**WRITTEN INSTRUCTION:** Repeat the whole listing exactly as written.
>> Begin RAW DATA
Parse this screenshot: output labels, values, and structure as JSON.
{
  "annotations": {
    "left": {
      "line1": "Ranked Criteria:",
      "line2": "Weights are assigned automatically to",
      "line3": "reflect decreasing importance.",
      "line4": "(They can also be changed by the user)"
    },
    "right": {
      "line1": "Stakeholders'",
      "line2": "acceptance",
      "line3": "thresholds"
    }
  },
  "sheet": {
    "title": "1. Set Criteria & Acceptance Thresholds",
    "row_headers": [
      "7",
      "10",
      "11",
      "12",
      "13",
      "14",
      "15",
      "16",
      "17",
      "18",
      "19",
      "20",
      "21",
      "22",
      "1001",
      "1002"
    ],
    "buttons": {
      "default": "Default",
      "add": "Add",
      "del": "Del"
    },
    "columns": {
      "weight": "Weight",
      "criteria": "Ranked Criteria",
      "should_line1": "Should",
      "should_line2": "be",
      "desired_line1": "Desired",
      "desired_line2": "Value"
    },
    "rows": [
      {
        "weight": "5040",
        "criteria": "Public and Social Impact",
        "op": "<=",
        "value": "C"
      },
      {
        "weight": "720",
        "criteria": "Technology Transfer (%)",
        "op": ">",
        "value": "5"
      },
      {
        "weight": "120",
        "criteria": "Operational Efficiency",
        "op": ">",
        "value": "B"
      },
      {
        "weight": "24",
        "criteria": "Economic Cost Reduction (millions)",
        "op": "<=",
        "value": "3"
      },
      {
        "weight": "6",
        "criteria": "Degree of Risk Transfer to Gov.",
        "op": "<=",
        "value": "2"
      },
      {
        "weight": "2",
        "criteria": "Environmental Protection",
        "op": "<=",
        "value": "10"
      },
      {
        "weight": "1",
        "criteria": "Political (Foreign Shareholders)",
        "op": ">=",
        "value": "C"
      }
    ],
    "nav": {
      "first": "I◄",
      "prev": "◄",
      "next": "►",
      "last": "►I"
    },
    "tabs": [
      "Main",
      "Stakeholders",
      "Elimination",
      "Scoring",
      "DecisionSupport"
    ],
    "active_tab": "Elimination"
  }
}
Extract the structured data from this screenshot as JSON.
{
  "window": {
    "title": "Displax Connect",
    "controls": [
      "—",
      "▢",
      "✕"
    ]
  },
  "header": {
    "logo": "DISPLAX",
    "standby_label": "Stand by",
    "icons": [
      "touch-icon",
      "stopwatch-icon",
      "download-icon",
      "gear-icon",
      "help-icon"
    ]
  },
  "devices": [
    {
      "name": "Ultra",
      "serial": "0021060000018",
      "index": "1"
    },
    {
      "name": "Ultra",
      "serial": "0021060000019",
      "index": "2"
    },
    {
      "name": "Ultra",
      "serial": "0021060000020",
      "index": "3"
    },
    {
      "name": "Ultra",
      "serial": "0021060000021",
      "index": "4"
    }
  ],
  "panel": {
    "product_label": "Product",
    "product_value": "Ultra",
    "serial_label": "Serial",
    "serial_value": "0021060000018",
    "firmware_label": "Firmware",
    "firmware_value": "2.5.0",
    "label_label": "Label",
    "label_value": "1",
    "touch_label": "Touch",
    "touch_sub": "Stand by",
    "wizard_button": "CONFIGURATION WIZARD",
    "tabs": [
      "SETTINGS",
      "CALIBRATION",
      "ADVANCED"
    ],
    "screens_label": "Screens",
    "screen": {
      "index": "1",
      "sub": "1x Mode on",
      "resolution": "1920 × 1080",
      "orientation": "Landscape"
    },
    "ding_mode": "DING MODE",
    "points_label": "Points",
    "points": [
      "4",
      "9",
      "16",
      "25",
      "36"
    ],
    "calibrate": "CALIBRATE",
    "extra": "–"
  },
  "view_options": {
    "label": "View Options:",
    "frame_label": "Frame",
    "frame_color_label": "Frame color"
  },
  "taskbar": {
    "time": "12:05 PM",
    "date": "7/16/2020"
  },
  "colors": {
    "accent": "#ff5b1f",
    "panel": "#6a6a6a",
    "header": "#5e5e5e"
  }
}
>> End RAW DATA
**THE OUTPUT:**
Parse this screenshot: output labels, values, and structure as JSON.
{
  "annotations": {
    "left": {
      "line1": "Ranked Criteria:",
      "line2": "Weights are assigned automatically to",
      "line3": "reflect decreasing importance.",
      "line4": "(They can also be changed by the user)"
    },
    "right": {
      "line1": "Stakeholders'",
      "line2": "acceptance",
      "line3": "thresholds"
    }
  },
  "sheet": {
    "title": "1. Set Criteria & Acceptance Thresholds",
    "row_headers": [
      "7",
      "10",
      "11",
      "12",
      "13",
      "14",
      "15",
      "16",
      "17",
      "18",
      "19",
      "20",
      "21",
      "22",
      "1001",
      "1002"
    ],
    "buttons": {
      "default": "Default",
      "add": "Add",
      "del": "Del"
    },
    "columns": {
      "weight": "Weight",
      "criteria": "Ranked Criteria",
      "should_line1": "Should",
      "should_line2": "be",
      "desired_line1": "Desired",
      "desired_line2": "Value"
    },
    "rows": [
      {
        "weight": "5040",
        "criteria": "Public and Social Impact",
        "op": "<=",
        "value": "C"
      },
      {
        "weight": "720",
        "criteria": "Technology Transfer (%)",
        "op": ">",
        "value": "5"
      },
      {
        "weight": "120",
        "criteria": "Operational Efficiency",
        "op": ">",
        "value": "B"
      },
      {
        "weight": "24",
        "criteria": "Economic Cost Reduction (millions)",
        "op": "<=",
        "value": "3"
      },
      {
        "weight": "6",
        "criteria": "Degree of Risk Transfer to Gov.",
        "op": "<=",
        "value": "2"
      },
      {
        "weight": "2",
        "criteria": "Environmental Protection",
        "op": "<=",
        "value": "10"
      },
      {
        "weight": "1",
        "criteria": "Political (Foreign Shareholders)",
        "op": ">=",
        "value": "C"
      }
    ],
    "nav": {
      "first": "I◄",
      "prev": "◄",
      "next": "►",
      "last": "►I"
    },
    "tabs": [
      "Main",
      "Stakeholders",
      "Elimination",
      "Scoring",
      "DecisionSupport"
    ],
    "active_tab": "Elimination"
  }
}
Extract the structured data from this screenshot as JSON.
{
  "window": {
    "title": "Displax Connect",
    "controls": [
      "—",
      "▢",
      "✕"
    ]
  },
  "header": {
    "logo": "DISPLAX",
    "standby_label": "Stand by",
    "icons": [
      "touch-icon",
      "stopwatch-icon",
      "download-icon",
      "gear-icon",
      "help-icon"
    ]
  },
  "devices": [
    {
      "name": "Ultra",
      "serial": "0021060000018",
      "index": "1"
    },
    {
      "name": "Ultra",
      "serial": "0021060000019",
      "index": "2"
    },
    {
      "name": "Ultra",
      "serial": "0021060000020",
      "index": "3"
    },
    {
      "name": "Ultra",
      "serial": "0021060000021",
      "index": "4"
    }
  ],
  "panel": {
    "product_label": "Product",
    "product_value": "Ultra",
    "serial_label": "Serial",
    "serial_value": "0021060000018",
    "firmware_label": "Firmware",
    "firmware_value": "2.5.0",
    "label_label": "Label",
    "label_value": "1",
    "touch_label": "Touch",
    "touch_sub": "Stand by",
    "wizard_button": "CONFIGURATION WIZARD",
    "tabs": [
      "SETTINGS",
      "CALIBRATION",
      "ADVANCED"
    ],
    "screens_label": "Screens",
    "screen": {
      "index": "1",
      "sub": "1x Mode on",
      "resolution": "1920 × 1080",
      "orientation": "Landscape"
    },
    "ding_mode": "DING MODE",
    "points_label": "Points",
    "points": [
      "4",
      "9",
      "16",
      "25",
      "36"
    ],
    "calibrate": "CALIBRATE",
    "extra": "–"
  },
  "view_options": {
    "label": "View Options:",
    "frame_label": "Frame",
    "frame_color_label": "Frame color"
  },
  "taskbar": {
    "time": "12:05 PM",
    "date": "7/16/2020"
  },
  "colors": {
    "accent": "#ff5b1f",
    "panel": "#6a6a6a",
    "header": "#5e5e5e"
  }
}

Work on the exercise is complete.